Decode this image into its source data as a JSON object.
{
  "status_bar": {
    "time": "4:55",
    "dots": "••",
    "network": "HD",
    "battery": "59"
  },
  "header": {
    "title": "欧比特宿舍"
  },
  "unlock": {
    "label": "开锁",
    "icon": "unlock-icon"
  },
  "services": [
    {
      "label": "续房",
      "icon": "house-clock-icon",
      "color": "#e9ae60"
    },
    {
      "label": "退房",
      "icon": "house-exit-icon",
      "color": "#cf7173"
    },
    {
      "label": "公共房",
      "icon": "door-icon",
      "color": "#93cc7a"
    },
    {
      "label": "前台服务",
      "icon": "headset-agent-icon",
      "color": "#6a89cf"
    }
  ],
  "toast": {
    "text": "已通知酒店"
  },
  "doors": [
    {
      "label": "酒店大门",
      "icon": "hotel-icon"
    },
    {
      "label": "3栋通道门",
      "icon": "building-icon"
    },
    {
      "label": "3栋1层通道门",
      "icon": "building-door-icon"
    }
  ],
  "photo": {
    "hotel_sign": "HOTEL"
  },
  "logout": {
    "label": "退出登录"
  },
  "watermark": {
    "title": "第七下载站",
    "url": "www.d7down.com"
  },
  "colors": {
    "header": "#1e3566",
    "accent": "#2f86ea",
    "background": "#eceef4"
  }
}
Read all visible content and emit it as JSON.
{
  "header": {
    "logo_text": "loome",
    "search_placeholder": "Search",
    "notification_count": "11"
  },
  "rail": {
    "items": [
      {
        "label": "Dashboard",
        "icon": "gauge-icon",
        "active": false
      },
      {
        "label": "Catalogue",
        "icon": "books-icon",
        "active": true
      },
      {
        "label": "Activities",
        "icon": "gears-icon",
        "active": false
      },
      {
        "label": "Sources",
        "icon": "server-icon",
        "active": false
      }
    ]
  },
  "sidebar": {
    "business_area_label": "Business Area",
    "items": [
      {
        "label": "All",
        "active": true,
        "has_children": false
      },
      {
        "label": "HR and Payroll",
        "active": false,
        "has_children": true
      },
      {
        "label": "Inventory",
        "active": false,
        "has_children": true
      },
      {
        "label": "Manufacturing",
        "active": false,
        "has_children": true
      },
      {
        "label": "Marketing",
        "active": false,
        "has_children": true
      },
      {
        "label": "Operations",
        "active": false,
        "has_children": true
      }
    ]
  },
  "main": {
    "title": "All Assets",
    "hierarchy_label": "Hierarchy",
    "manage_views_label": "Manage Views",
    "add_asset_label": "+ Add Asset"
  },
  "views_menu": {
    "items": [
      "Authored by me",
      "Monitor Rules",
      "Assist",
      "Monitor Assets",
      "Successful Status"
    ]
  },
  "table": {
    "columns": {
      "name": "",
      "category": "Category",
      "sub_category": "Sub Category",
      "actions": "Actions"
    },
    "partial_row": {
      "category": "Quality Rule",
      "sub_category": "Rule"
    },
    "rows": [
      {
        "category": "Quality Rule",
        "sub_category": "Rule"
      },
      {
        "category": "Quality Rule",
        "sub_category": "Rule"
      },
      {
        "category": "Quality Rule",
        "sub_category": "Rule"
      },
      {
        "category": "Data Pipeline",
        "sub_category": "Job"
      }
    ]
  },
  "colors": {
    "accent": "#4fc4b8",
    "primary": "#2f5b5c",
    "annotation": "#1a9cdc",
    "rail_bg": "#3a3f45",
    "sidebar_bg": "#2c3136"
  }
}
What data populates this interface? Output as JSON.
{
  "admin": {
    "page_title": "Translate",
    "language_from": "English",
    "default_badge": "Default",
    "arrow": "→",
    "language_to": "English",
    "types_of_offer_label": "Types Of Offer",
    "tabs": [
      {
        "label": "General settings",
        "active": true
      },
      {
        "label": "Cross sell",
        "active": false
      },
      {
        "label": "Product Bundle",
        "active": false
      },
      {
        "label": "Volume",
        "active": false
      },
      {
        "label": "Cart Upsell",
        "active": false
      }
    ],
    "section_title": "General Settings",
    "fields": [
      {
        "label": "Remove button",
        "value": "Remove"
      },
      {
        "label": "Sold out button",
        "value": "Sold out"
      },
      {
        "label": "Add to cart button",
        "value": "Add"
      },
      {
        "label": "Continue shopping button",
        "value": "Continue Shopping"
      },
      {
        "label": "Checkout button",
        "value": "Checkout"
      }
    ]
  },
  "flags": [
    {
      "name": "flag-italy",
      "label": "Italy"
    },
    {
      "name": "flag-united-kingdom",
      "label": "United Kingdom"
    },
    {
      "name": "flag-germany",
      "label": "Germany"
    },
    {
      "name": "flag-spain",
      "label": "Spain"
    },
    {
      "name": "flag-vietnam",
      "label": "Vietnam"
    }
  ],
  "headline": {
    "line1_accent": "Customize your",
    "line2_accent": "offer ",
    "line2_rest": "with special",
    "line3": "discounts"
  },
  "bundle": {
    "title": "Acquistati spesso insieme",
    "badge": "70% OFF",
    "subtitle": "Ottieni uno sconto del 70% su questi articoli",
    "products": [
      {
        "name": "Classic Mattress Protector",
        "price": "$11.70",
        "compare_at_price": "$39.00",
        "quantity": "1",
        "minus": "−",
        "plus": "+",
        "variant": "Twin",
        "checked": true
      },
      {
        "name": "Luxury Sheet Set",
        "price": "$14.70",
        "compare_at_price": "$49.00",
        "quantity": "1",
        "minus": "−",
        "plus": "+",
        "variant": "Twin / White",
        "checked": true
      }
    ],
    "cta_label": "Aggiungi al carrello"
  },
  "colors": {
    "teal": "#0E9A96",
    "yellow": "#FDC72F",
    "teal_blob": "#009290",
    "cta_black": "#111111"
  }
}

**PROBLEM TO SOLVE**:
Repeat the records above exactly, leaving none out.

**FINISHED TASK**:
Decode this image into its source data as a JSON object.
{
  "status_bar": {
    "time": "4:55",
    "dots": "••",
    "network": "HD",
    "battery": "59"
  },
  "header": {
    "title": "欧比特宿舍"
  },
  "unlock": {
    "label": "开锁",
    "icon": "unlock-icon"
  },
  "services": [
    {
      "label": "续房",
      "icon": "house-clock-icon",
      "color": "#e9ae60"
    },
    {
      "label": "退房",
      "icon": "house-exit-icon",
      "color": "#cf7173"
    },
    {
      "label": "公共房",
      "icon": "door-icon",
      "color": "#93cc7a"
    },
    {
      "label": "前台服务",
      "icon": "headset-agent-icon",
      "color": "#6a89cf"
    }
  ],
  "toast": {
    "text": "已通知酒店"
  },
  "doors": [
    {
      "label": "酒店大门",
      "icon": "hotel-icon"
    },
    {
      "label": "3栋通道门",
      "icon": "building-icon"
    },
    {
      "label": "3栋1层通道门",
      "icon": "building-door-icon"
    }
  ],
  "photo": {
    "hotel_sign": "HOTEL"
  },
  "logout": {
    "label": "退出登录"
  },
  "watermark": {
    "title": "第七下载站",
    "url": "www.d7down.com"
  },
  "colors": {
    "header": "#1e3566",
    "accent": "#2f86ea",
    "background": "#eceef4"
  }
}
Read all visible content and emit it as JSON.
{
  "header": {
    "logo_text": "loome",
    "search_placeholder": "Search",
    "notification_count": "11"
  },
  "rail": {
    "items": [
      {
        "label": "Dashboard",
        "icon": "gauge-icon",
        "active": false
      },
      {
        "label": "Catalogue",
        "icon": "books-icon",
        "active": true
      },
      {
        "label": "Activities",
        "icon": "gears-icon",
        "active": false
      },
      {
        "label": "Sources",
        "icon": "server-icon",
        "active": false
      }
    ]
  },
  "sidebar": {
    "business_area_label": "Business Area",
    "items": [
      {
        "label": "All",
        "active": true,
        "has_children": false
      },
      {
        "label": "HR and Payroll",
        "active": false,
        "has_children": true
      },
      {
        "label": "Inventory",
        "active": false,
        "has_children": true
      },
      {
        "label": "Manufacturing",
        "active": false,
        "has_children": true
      },
      {
        "label": "Marketing",
        "active": false,
        "has_children": true
      },
      {
        "label": "Operations",
        "active": false,
        "has_children": true
      }
    ]
  },
  "main": {
    "title": "All Assets",
    "hierarchy_label": "Hierarchy",
    "manage_views_label": "Manage Views",
    "add_asset_label": "+ Add Asset"
  },
  "views_menu": {
    "items": [
      "Authored by me",
      "Monitor Rules",
      "Assist",
      "Monitor Assets",
      "Successful Status"
    ]
  },
  "table": {
    "columns": {
      "name": "",
      "category": "Category",
      "sub_category": "Sub Category",
      "actions": "Actions"
    },
    "partial_row": {
      "category": "Quality Rule",
      "sub_category": "Rule"
    },
    "rows": [
      {
        "category": "Quality Rule",
        "sub_category": "Rule"
      },
      {
        "category": "Quality Rule",
        "sub_category": "Rule"
      },
      {
        "category": "Quality Rule",
        "sub_category": "Rule"
      },
      {
        "category": "Data Pipeline",
        "sub_category": "Job"
      }
    ]
  },
  "colors": {
    "accent": "#4fc4b8",
    "primary": "#2f5b5c",
    "annotation": "#1a9cdc",
    "rail_bg": "#3a3f45",
    "sidebar_bg": "#2c3136"
  }
}
What data populates this interface? Output as JSON.
{
  "admin": {
    "page_title": "Translate",
    "language_from": "English",
    "default_badge": "Default",
    "arrow": "→",
    "language_to": "English",
    "types_of_offer_label": "Types Of Offer",
    "tabs": [
      {
        "label": "General settings",
        "active": true
      },
      {
        "label": "Cross sell",
        "active": false
      },
      {
        "label": "Product Bundle",
        "active": false
      },
      {
        "label": "Volume",
        "active": false
      },
      {
        "label": "Cart Upsell",
        "active": false
      }
    ],
    "section_title": "General Settings",
    "fields": [
      {
        "label": "Remove button",
        "value": "Remove"
      },
      {
        "label": "Sold out button",
        "value": "Sold out"
      },
      {
        "label": "Add to cart button",
        "value": "Add"
      },
      {
        "label": "Continue shopping button",
        "value": "Continue Shopping"
      },
      {
        "label": "Checkout button",
        "value": "Checkout"
      }
    ]
  },
  "flags": [
    {
      "name": "flag-italy",
      "label": "Italy"
    },
    {
      "name": "flag-united-kingdom",
      "label": "United Kingdom"
    },
    {
      "name": "flag-germany",
      "label": "Germany"
    },
    {
      "name": "flag-spain",
      "label": "Spain"
    },
    {
      "name": "flag-vietnam",
      "label": "Vietnam"
    }
  ],
  "headline": {
    "line1_accent": "Customize your",
    "line2_accent": "offer ",
    "line2_rest": "with special",
    "line3": "discounts"
  },
  "bundle": {
    "title": "Acquistati spesso insieme",
    "badge": "70% OFF",
    "subtitle": "Ottieni uno sconto del 70% su questi articoli",
    "products": [
      {
        "name": "Classic Mattress Protector",
        "price": "$11.70",
        "compare_at_price": "$39.00",
        "quantity": "1",
        "minus": "−",
        "plus": "+",
        "variant": "Twin",
        "checked": true
      },
      {
        "name": "Luxury Sheet Set",
        "price": "$14.70",
        "compare_at_price": "$49.00",
        "quantity": "1",
        "minus": "−",
        "plus": "+",
        "variant": "Twin / White",
        "checked": true
      }
    ],
    "cta_label": "Aggiungi al carrello"
  },
  "colors": {
    "teal": "#0E9A96",
    "yellow": "#FDC72F",
    "teal_blob": "#009290",
    "cta_black": "#111111"
  }
}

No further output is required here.